*GIVEN TASK*: Exactly repeat the material, dropping every picture from the copy.
---*---
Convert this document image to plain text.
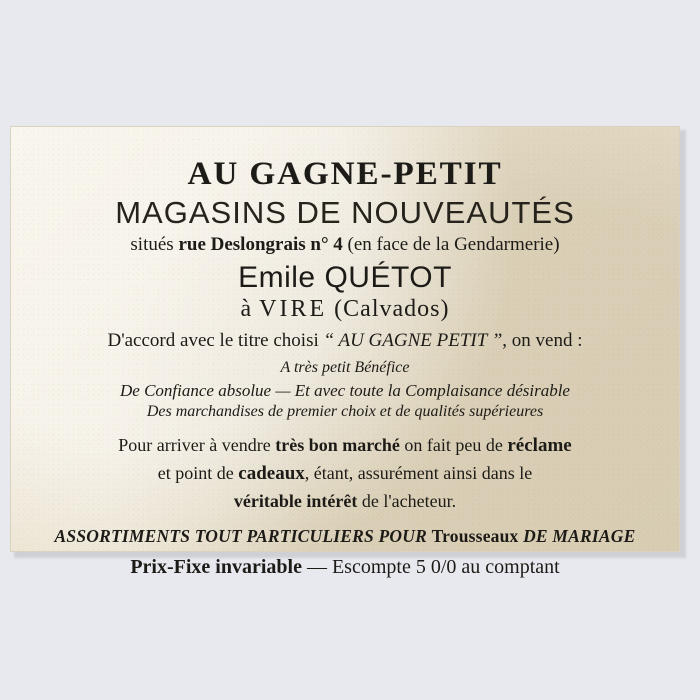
AU GAGNE-PETIT
MAGASINS DE NOUVEAUTÉS
situés rue Deslongrais n° 4 (en face de la Gendarmerie)
Emile QUÉTOT
à VIRE (Calvados)
D'accord avec le titre choisi “ AU GAGNE PETIT ”, on vend :
A très petit Bénéfice
De Confiance absolue — Et avec toute la Complaisance désirable
Des marchandises de premier choix et de qualités supérieures
Pour arriver à vendre très bon marché on fait peu de réclame
et point de cadeaux, étant, assurément ainsi dans le
véritable intérêt de l'acheteur.
ASSORTIMENTS TOUT PARTICULIERS POUR Trousseaux DE MARIAGE
Prix-Fixe invariable — Escompte 5 0/0 au comptant
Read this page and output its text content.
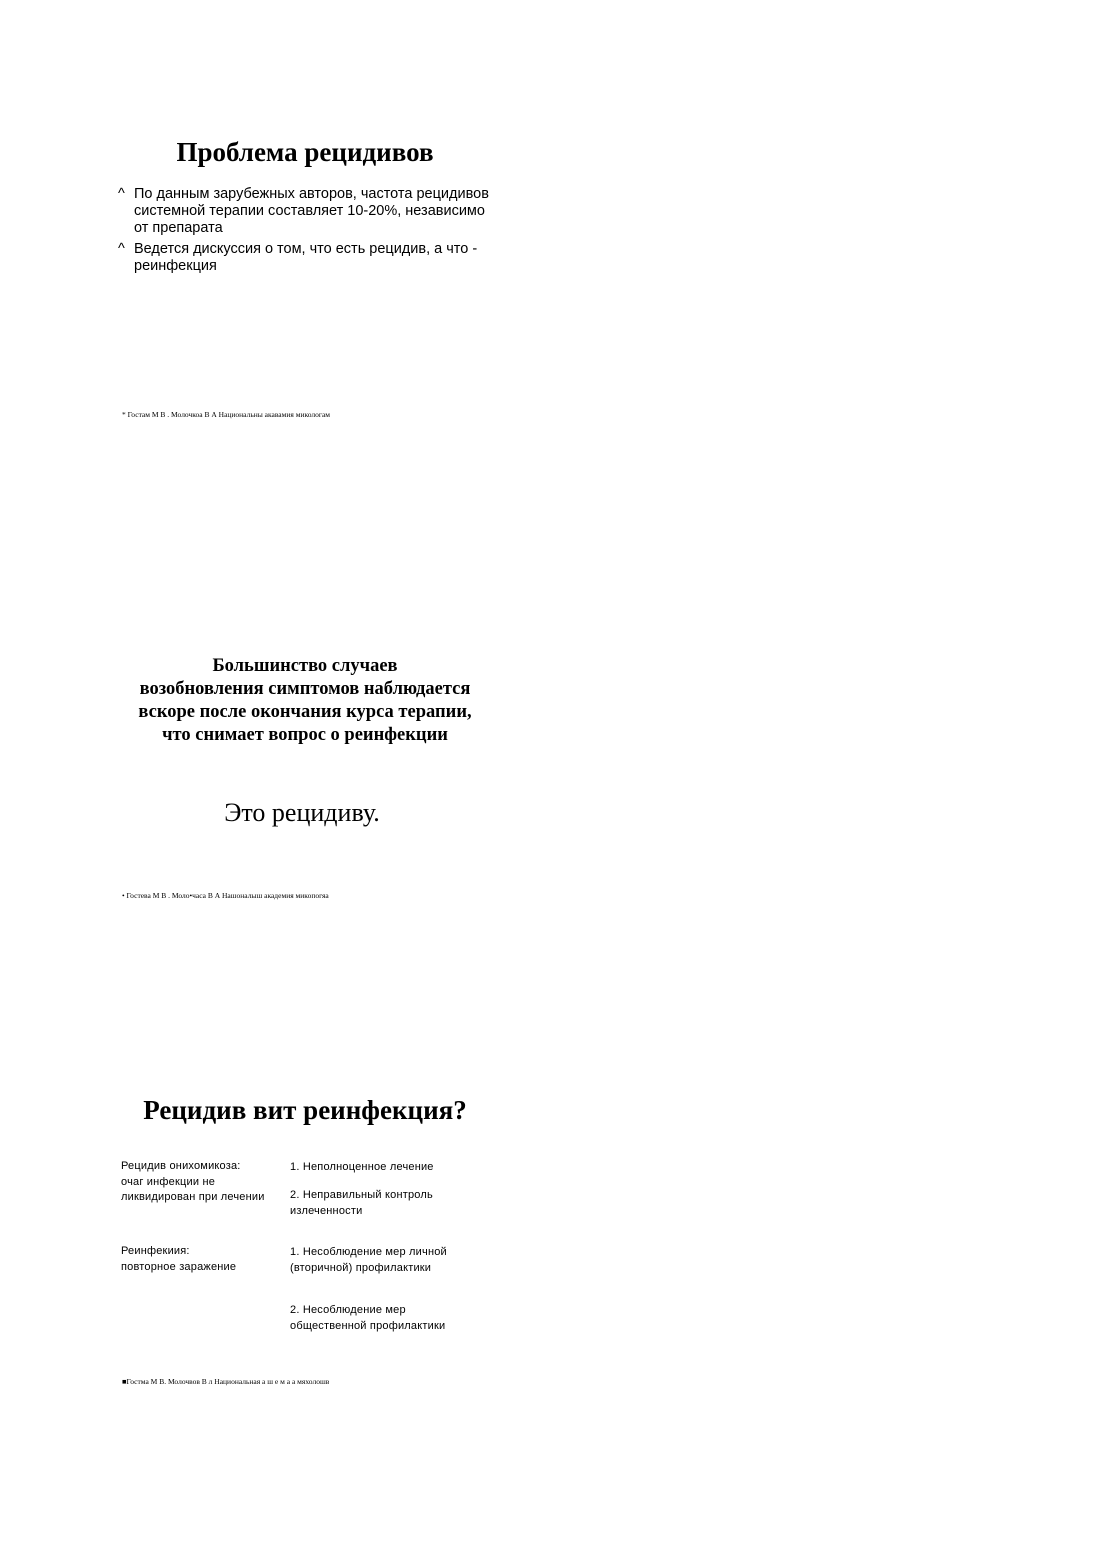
Проблема рецидивов
^ По данным зарубежных авторов, частота рецидивов системной терапии составляет 10-20%, независимо от препарата
^ Ведется дискуссия о том, что есть рецидив, а что - реинфекция
* Гостам М В . Молочкоа В А Национальны акавамия микологам
Большинство случаев
возобновления симптомов наблюдается
вскоре после окончания курса терапии,
что снимает вопрос о реинфекции
Это рецидиву.
• Гостева М В . Моло•часа В А Нашоналыш академия микопогяа
Рецидив вит реинфекция?
Рецидив онихомикоза:
очаг инфекции не
ликвидирован при лечении
Реинфекиия:
повторное заражение
1. Неполноценное лечение
2. Неправильный контроль
излеченности
1. Несоблюдение мер личной
(вторичной) профилактики
2. Несоблюдение мер
общественной профилактики
■Гостма М В. Молочвов В л Национальная а ш е м а а мяхолошв
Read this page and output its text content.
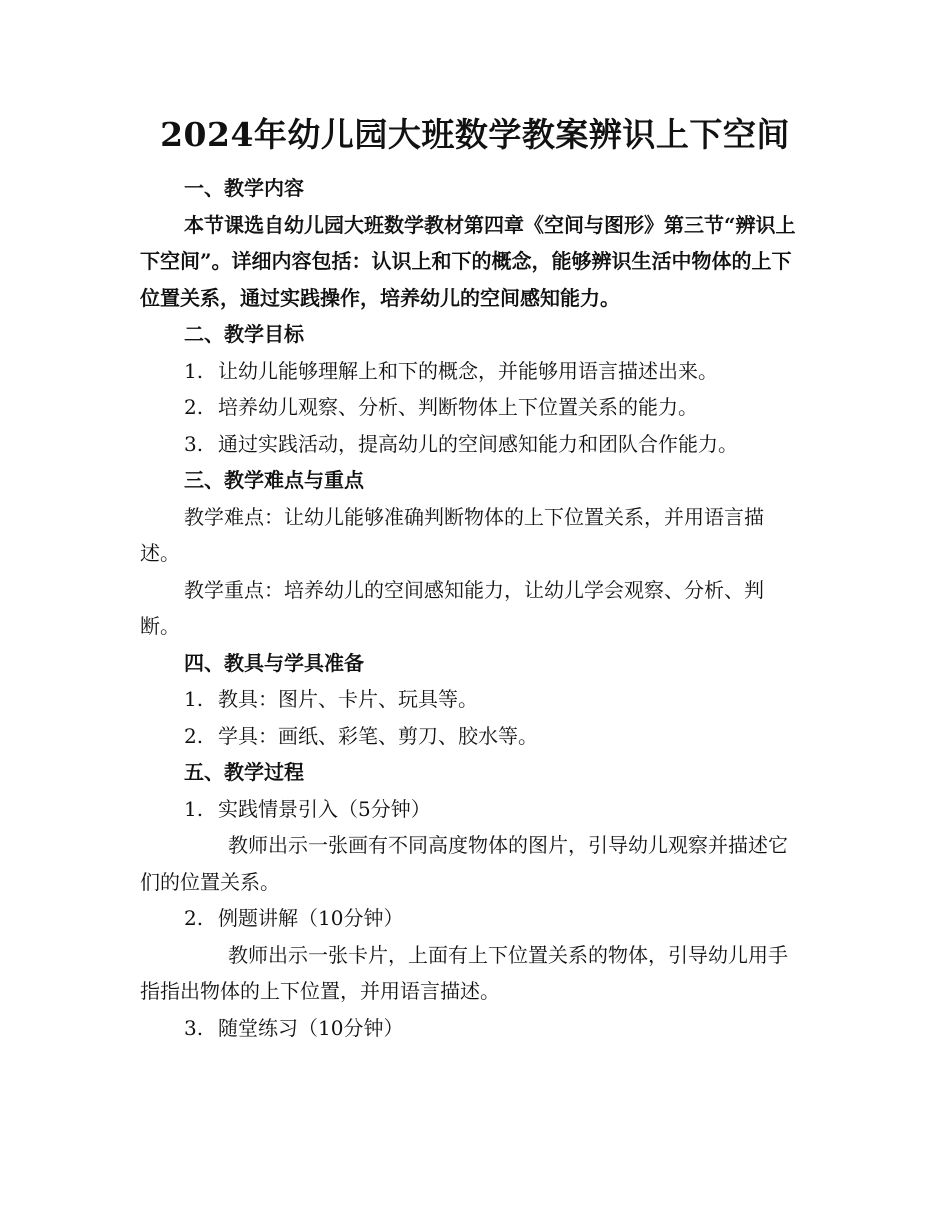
2024年幼儿园大班数学教案辨识上下空间

一、教学内容

本节课选自幼儿园大班数学教材第四章《空间与图形》第三节“辨识上下空间”。详细内容包括：认识上和下的概念，能够辨识生活中物体的上下位置关系，通过实践操作，培养幼儿的空间感知能力。

二、教学目标

1. 让幼儿能够理解上和下的概念，并能够用语言描述出来。

2. 培养幼儿观察、分析、判断物体上下位置关系的能力。

3. 通过实践活动，提高幼儿的空间感知能力和团队合作能力。

三、教学难点与重点

教学难点：让幼儿能够准确判断物体的上下位置关系，并用语言描述。

教学重点：培养幼儿的空间感知能力，让幼儿学会观察、分析、判断。

四、教具与学具准备

1. 教具：图片、卡片、玩具等。

2. 学具：画纸、彩笔、剪刀、胶水等。

五、教学过程

1. 实践情景引入（5分钟）

教师出示一张画有不同高度物体的图片，引导幼儿观察并描述它们的位置关系。

2. 例题讲解（10分钟）

教师出示一张卡片，上面有上下位置关系的物体，引导幼儿用手指指出物体的上下位置，并用语言描述。

3. 随堂练习（10分钟）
---*---
*RIGHT ANSWER*:
Convert this document image to plain text.
AU GAGNE-PETIT
MAGASINS DE NOUVEAUTÉS
situés rue Deslongrais n° 4 (en face de la Gendarmerie)
Emile QUÉTOT
à VIRE (Calvados)
D'accord avec le titre choisi “ AU GAGNE PETIT ”, on vend :
A très petit Bénéfice
De Confiance absolue — Et avec toute la Complaisance désirable
Des marchandises de premier choix et de qualités supérieures
Pour arriver à vendre très bon marché on fait peu de réclame
et point de cadeaux, étant, assurément ainsi dans le
véritable intérêt de l'acheteur.
ASSORTIMENTS TOUT PARTICULIERS POUR Trousseaux DE MARIAGE
Prix-Fixe invariable — Escompte 5 0/0 au comptant
Read this page and output its text content.
Проблема рецидивов
^ По данным зарубежных авторов, частота рецидивов системной терапии составляет 10-20%, независимо от препарата
^ Ведется дискуссия о том, что есть рецидив, а что - реинфекция
* Гостам М В . Молочкоа В А Национальны акавамия микологам
Большинство случаев
возобновления симптомов наблюдается
вскоре после окончания курса терапии,
что снимает вопрос о реинфекции
Это рецидиву.
• Гостева М В . Моло•часа В А Нашоналыш академия микопогяа
Рецидив вит реинфекция?
Рецидив онихомикоза:
очаг инфекции не
ликвидирован при лечении
Реинфекиия:
повторное заражение
1. Неполноценное лечение
2. Неправильный контроль
излеченности
1. Несоблюдение мер личной
(вторичной) профилактики
2. Несоблюдение мер
общественной профилактики
■Гостма М В. Молочвов В л Национальная а ш е м а а мяхолошв
Read this page and output its text content.
2024年幼儿园大班数学教案辨识上下空间

一、教学内容

本节课选自幼儿园大班数学教材第四章《空间与图形》第三节“辨识上下空间”。详细内容包括：认识上和下的概念，能够辨识生活中物体的上下位置关系，通过实践操作，培养幼儿的空间感知能力。

二、教学目标

1. 让幼儿能够理解上和下的概念，并能够用语言描述出来。

2. 培养幼儿观察、分析、判断物体上下位置关系的能力。

3. 通过实践活动，提高幼儿的空间感知能力和团队合作能力。

三、教学难点与重点

教学难点：让幼儿能够准确判断物体的上下位置关系，并用语言描述。

教学重点：培养幼儿的空间感知能力，让幼儿学会观察、分析、判断。

四、教具与学具准备

1. 教具：图片、卡片、玩具等。

2. 学具：画纸、彩笔、剪刀、胶水等。

五、教学过程

1. 实践情景引入（5分钟）

教师出示一张画有不同高度物体的图片，引导幼儿观察并描述它们的位置关系。

2. 例题讲解（10分钟）

教师出示一张卡片，上面有上下位置关系的物体，引导幼儿用手指指出物体的上下位置，并用语言描述。

3. 随堂练习（10分钟）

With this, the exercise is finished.